| SELECTED PASSAGE |
[CentOS] IPV4 is nearly depleted, are you ready for IPV6?

Thu Dec 9 13:32:52 UTC 2010
Adam Tauno Williams <awilliam at whitemice.org>

On Wed, 2010-12-08 at 16:49 -0600, David G. Mackay wrote:
> On Wed, 2010-12-08 at 10:41 -0500, Adam Tauno Williams wrote:
> > On Wed, 2010-12-08 at 09:37 -0600, David G. Mackay wrote:
> > > On Wed, 2010-12-08 at 10:01 +0100, David Sommerseth wrote:
> > > > Nope, ARP is gone.  But it gets a replacement as a part of IPv6, instead
> > > > of ARP being an addition to IPv4.
> > > > <http://itkia.com/how-to-arp-a-in-ipv6/>
> > > > <http://www.tcpipguide.com/free/t_TCPIPIPv6NeighborDiscoveryProtocolND.htm>
> > > I have a question about how IPV6 interacts with the switches in the
> > > local network.  Right now, my sub $50(US) gigabit switch from any of
> > > several vendors keeps an arp table to determine which switch port a
> > > message will use.  With the huge address space available with IPV6, how
> > > is that going to work, and when am I going to get a cheap soho switch
> > > that can handle IPV6?

| PROBLEM TO WORK ON |
List every person named in the mailing list message above, giving each name once.

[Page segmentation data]
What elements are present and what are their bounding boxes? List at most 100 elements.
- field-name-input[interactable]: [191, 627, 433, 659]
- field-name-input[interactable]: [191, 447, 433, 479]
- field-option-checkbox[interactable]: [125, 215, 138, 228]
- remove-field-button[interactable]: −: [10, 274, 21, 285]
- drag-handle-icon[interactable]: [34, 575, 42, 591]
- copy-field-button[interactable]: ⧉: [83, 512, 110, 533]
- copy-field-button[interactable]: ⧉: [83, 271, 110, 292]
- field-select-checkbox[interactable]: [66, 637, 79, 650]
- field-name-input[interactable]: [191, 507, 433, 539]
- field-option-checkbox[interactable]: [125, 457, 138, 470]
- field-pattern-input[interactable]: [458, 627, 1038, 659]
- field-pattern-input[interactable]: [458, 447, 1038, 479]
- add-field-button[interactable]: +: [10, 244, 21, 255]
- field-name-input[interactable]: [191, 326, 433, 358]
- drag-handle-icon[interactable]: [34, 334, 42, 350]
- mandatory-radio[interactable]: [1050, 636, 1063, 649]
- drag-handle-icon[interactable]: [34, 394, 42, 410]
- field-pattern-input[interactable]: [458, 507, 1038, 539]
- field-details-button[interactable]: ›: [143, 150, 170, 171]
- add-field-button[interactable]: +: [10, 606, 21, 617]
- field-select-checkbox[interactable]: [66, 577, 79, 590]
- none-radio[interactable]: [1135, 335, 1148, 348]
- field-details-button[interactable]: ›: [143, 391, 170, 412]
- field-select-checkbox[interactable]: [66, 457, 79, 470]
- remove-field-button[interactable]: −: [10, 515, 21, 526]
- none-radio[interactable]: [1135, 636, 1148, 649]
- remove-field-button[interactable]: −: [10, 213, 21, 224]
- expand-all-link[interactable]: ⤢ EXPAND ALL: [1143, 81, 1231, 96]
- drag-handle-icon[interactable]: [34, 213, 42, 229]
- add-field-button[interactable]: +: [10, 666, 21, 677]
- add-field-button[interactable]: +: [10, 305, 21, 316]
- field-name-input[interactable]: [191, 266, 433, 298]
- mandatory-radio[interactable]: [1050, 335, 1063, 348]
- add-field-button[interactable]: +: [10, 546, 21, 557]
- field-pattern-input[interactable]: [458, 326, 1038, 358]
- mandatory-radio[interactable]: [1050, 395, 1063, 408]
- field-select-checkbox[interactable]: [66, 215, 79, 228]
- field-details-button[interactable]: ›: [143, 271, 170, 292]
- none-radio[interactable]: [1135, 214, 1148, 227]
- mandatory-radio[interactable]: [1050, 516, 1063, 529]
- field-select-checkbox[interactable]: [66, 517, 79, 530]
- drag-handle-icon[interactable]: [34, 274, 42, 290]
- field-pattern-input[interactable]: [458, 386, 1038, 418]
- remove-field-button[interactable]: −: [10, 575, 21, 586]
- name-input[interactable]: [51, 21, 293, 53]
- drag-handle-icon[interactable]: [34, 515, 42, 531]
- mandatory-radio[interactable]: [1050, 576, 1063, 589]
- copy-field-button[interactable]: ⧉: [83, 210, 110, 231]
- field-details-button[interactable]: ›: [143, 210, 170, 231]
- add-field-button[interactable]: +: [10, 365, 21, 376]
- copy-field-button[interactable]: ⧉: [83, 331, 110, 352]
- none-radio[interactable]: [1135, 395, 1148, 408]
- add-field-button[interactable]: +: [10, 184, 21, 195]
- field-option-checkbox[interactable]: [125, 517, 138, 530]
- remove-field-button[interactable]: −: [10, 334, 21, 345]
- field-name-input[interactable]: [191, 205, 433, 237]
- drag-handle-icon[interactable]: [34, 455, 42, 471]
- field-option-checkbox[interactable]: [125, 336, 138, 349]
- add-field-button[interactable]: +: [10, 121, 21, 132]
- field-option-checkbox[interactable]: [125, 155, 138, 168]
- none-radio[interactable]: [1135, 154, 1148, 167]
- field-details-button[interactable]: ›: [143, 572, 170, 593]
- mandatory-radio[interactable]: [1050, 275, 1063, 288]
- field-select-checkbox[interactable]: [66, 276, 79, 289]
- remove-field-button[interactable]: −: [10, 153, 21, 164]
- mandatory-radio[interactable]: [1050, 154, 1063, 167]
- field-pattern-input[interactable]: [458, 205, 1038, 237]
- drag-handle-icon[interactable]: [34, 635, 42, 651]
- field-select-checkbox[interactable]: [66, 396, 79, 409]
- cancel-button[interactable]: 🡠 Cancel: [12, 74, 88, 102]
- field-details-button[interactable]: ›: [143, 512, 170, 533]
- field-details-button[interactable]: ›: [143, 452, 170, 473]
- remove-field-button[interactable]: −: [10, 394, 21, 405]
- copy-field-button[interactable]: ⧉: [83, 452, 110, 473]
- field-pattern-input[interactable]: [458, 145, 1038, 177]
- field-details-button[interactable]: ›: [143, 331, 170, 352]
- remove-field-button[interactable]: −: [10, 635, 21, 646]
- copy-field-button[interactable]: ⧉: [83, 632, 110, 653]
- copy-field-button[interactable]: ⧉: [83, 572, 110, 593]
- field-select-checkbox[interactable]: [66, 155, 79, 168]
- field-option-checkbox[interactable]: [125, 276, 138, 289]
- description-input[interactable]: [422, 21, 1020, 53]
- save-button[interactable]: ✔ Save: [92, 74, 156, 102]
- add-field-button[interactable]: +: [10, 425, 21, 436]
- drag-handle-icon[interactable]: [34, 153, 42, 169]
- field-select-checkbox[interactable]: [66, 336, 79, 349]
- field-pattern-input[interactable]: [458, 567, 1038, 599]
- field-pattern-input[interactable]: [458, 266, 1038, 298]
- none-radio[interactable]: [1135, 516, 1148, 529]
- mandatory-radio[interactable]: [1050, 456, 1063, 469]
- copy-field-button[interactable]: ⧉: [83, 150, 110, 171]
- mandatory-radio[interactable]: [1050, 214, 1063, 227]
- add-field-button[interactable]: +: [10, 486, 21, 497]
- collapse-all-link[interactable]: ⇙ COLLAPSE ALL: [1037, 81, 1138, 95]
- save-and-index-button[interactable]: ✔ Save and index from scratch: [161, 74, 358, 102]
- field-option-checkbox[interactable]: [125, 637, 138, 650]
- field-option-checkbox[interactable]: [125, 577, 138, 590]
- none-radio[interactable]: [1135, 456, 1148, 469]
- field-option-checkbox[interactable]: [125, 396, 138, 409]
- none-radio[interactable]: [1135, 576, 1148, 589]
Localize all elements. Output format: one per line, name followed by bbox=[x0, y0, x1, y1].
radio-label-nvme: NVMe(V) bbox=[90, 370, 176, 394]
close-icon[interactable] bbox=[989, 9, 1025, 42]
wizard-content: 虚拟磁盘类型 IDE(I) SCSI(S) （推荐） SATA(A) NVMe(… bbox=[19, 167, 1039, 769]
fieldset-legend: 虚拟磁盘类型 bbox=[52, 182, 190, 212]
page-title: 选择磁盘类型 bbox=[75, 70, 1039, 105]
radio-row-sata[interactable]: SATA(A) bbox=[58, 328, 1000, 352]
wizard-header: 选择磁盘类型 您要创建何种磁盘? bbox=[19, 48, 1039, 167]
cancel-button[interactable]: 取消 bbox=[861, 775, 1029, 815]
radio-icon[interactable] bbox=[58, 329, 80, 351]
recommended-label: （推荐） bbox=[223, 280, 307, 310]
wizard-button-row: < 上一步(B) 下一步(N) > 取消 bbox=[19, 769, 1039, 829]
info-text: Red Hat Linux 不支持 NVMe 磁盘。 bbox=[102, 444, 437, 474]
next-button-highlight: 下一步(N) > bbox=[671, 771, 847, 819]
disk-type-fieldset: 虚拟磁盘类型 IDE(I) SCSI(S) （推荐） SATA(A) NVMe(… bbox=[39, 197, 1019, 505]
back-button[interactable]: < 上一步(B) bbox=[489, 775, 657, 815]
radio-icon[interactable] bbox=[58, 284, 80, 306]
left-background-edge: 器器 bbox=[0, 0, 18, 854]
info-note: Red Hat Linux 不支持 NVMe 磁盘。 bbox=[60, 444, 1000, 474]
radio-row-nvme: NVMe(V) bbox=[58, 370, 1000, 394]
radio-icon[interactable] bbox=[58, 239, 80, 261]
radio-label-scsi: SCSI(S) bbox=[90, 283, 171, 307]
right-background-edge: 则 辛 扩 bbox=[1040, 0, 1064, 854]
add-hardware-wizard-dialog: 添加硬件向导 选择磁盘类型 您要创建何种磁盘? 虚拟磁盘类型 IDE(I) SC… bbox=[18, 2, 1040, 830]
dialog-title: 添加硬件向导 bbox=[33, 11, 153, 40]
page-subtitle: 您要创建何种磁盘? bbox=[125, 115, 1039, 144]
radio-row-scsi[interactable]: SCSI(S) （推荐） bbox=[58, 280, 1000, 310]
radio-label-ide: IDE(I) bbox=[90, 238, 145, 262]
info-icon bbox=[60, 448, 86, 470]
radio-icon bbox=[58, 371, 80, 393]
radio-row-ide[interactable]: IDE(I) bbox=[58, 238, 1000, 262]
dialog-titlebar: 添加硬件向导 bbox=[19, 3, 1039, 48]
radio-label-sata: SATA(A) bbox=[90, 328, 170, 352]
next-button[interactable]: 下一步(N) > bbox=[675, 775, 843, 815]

| OUTPUT FOR THIS TASK |
Adam Tauno Williams
David G. Mackay
David Sommerseth